● Stated goal
Will you give the material below again, every line exactly as it is?

● Dataset excerpt
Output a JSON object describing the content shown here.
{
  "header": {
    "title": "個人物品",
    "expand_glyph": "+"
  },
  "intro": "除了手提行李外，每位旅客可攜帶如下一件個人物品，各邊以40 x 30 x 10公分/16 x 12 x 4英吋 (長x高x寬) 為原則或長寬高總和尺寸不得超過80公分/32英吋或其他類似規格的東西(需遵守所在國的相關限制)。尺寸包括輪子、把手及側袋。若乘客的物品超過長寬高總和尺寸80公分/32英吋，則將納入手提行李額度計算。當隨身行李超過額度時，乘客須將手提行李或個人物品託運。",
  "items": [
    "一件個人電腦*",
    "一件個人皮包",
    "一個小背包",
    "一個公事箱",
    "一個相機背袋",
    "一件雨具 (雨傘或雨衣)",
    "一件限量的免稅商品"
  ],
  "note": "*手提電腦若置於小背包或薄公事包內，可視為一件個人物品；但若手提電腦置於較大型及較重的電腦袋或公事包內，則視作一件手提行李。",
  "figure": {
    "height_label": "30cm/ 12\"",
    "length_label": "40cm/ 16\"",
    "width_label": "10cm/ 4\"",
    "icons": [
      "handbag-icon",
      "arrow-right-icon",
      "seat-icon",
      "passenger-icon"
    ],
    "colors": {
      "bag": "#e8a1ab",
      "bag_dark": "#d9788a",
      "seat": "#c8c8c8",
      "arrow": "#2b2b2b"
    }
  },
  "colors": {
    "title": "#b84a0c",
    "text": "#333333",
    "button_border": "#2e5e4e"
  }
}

● Complete response
Output a JSON object describing the content shown here.
{
  "header": {
    "title": "個人物品",
    "expand_glyph": "+"
  },
  "intro": "除了手提行李外，每位旅客可攜帶如下一件個人物品，各邊以40 x 30 x 10公分/16 x 12 x 4英吋 (長x高x寬) 為原則或長寬高總和尺寸不得超過80公分/32英吋或其他類似規格的東西(需遵守所在國的相關限制)。尺寸包括輪子、把手及側袋。若乘客的物品超過長寬高總和尺寸80公分/32英吋，則將納入手提行李額度計算。當隨身行李超過額度時，乘客須將手提行李或個人物品託運。",
  "items": [
    "一件個人電腦*",
    "一件個人皮包",
    "一個小背包",
    "一個公事箱",
    "一個相機背袋",
    "一件雨具 (雨傘或雨衣)",
    "一件限量的免稅商品"
  ],
  "note": "*手提電腦若置於小背包或薄公事包內，可視為一件個人物品；但若手提電腦置於較大型及較重的電腦袋或公事包內，則視作一件手提行李。",
  "figure": {
    "height_label": "30cm/ 12\"",
    "length_label": "40cm/ 16\"",
    "width_label": "10cm/ 4\"",
    "icons": [
      "handbag-icon",
      "arrow-right-icon",
      "seat-icon",
      "passenger-icon"
    ],
    "colors": {
      "bag": "#e8a1ab",
      "bag_dark": "#d9788a",
      "seat": "#c8c8c8",
      "arrow": "#2b2b2b"
    }
  },
  "colors": {
    "title": "#b84a0c",
    "text": "#333333",
    "button_border": "#2e5e4e"
  }
}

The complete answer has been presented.